Examine the material below and count the lines that hold the word "screenshot". Report only the number.

═════ LISTING ═════

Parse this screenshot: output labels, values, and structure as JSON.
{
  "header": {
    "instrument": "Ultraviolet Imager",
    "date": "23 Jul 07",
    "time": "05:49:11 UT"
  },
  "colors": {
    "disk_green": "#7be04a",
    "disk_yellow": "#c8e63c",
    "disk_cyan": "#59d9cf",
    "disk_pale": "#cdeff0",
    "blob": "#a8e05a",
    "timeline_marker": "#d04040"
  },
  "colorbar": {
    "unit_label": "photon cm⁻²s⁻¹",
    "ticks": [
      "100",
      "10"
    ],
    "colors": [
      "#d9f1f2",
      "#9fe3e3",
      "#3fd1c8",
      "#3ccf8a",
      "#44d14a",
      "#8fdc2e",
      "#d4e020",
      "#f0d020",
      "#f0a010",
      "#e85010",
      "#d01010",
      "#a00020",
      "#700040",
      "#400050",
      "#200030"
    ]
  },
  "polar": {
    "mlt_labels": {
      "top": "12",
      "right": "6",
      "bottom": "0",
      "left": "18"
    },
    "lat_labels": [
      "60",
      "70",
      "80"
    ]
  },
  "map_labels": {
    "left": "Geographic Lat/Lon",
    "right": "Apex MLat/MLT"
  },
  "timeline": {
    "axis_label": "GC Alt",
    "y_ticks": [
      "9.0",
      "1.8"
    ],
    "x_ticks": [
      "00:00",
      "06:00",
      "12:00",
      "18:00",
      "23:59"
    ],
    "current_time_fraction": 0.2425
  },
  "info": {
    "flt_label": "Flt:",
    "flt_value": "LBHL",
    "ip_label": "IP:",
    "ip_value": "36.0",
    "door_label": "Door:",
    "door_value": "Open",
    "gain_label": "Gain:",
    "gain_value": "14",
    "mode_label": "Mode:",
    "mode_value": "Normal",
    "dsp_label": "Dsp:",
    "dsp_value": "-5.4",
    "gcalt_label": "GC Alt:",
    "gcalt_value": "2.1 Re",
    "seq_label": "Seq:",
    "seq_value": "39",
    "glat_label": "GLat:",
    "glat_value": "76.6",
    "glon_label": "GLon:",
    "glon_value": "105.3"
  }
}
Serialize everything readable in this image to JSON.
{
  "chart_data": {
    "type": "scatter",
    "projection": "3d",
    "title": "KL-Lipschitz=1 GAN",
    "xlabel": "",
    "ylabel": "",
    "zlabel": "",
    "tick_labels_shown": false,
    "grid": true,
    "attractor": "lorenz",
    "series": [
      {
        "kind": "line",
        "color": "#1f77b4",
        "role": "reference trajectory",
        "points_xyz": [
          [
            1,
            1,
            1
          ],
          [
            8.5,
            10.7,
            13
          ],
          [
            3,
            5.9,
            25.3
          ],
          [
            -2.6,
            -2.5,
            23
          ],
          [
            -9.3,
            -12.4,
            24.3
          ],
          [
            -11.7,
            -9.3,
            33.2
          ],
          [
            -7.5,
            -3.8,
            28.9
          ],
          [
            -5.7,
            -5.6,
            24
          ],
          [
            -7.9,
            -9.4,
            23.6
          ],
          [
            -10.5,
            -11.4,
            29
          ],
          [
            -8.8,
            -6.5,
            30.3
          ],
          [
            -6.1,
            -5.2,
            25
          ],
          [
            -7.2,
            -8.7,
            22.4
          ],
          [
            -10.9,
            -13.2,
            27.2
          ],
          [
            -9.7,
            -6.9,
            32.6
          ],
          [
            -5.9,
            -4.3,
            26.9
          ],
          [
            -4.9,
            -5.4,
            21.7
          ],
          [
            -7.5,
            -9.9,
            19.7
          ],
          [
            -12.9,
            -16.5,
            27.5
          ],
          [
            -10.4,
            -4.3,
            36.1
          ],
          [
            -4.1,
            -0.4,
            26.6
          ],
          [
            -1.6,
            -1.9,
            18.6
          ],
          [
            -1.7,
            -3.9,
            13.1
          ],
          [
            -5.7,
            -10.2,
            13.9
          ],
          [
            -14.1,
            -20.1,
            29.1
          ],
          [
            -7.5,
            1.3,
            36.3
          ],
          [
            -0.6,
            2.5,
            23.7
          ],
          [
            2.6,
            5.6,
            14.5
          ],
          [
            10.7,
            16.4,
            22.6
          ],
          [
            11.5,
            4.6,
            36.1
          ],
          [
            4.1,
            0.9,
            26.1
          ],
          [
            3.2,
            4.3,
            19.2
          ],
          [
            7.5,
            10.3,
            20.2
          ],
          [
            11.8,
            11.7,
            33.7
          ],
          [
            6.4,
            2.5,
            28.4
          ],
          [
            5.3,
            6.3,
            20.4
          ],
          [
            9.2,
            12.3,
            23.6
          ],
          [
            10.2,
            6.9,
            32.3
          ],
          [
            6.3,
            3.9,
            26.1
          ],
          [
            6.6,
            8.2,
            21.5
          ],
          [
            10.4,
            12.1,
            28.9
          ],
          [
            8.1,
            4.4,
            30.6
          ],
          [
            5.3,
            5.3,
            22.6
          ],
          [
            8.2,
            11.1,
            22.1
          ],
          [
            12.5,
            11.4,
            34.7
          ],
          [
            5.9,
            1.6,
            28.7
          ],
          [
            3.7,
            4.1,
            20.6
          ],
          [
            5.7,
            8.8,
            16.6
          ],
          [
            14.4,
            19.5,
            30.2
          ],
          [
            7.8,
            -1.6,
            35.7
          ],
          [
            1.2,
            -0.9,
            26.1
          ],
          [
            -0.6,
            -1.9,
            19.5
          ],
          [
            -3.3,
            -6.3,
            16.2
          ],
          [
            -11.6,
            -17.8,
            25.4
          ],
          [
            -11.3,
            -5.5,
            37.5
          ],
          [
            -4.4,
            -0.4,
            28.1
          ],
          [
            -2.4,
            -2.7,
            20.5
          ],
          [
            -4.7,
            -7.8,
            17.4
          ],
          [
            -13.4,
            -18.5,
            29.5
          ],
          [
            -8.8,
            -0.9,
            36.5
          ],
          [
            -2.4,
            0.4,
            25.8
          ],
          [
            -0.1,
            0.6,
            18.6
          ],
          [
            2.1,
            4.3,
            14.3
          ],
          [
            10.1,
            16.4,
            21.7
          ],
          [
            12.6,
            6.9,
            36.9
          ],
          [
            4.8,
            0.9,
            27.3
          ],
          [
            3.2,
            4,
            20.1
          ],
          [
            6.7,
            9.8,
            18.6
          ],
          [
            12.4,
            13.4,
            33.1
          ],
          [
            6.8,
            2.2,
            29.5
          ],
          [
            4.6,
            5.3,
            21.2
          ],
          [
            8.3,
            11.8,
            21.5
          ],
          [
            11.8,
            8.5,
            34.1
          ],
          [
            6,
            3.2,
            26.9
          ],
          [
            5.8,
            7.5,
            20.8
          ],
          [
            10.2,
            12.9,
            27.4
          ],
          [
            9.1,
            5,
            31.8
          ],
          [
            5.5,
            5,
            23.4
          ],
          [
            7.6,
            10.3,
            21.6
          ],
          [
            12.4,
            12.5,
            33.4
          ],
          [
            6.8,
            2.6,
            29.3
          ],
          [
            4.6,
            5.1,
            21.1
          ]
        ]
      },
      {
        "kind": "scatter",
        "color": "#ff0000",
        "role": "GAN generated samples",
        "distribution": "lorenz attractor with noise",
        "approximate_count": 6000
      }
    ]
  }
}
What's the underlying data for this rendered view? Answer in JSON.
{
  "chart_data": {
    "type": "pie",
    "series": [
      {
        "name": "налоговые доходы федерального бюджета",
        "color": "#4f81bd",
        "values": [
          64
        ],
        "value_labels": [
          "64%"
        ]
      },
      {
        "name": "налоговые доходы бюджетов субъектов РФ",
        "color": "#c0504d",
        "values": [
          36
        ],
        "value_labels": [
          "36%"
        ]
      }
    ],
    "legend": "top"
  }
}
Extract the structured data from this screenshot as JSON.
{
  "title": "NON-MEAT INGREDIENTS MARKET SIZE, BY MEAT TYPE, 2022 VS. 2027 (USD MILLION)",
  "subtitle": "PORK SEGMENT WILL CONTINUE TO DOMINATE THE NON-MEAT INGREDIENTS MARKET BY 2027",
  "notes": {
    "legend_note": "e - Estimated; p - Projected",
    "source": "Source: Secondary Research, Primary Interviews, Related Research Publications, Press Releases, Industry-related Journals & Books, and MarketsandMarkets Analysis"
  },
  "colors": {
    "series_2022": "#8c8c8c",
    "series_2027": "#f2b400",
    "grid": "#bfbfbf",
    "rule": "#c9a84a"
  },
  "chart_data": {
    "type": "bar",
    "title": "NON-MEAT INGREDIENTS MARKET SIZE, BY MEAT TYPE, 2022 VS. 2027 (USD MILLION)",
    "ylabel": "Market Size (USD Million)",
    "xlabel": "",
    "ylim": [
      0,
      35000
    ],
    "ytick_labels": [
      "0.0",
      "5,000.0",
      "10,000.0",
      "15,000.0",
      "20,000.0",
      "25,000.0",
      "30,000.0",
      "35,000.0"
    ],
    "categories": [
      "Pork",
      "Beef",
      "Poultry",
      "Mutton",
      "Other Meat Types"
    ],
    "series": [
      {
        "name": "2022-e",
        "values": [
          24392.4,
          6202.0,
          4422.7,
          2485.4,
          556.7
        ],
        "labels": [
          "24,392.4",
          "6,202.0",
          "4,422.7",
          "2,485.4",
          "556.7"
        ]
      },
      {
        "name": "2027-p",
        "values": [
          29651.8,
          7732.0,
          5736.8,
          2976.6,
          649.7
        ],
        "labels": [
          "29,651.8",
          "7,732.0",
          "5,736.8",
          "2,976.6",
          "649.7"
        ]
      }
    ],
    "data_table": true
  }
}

═════

WRITTEN SOLUTION | 2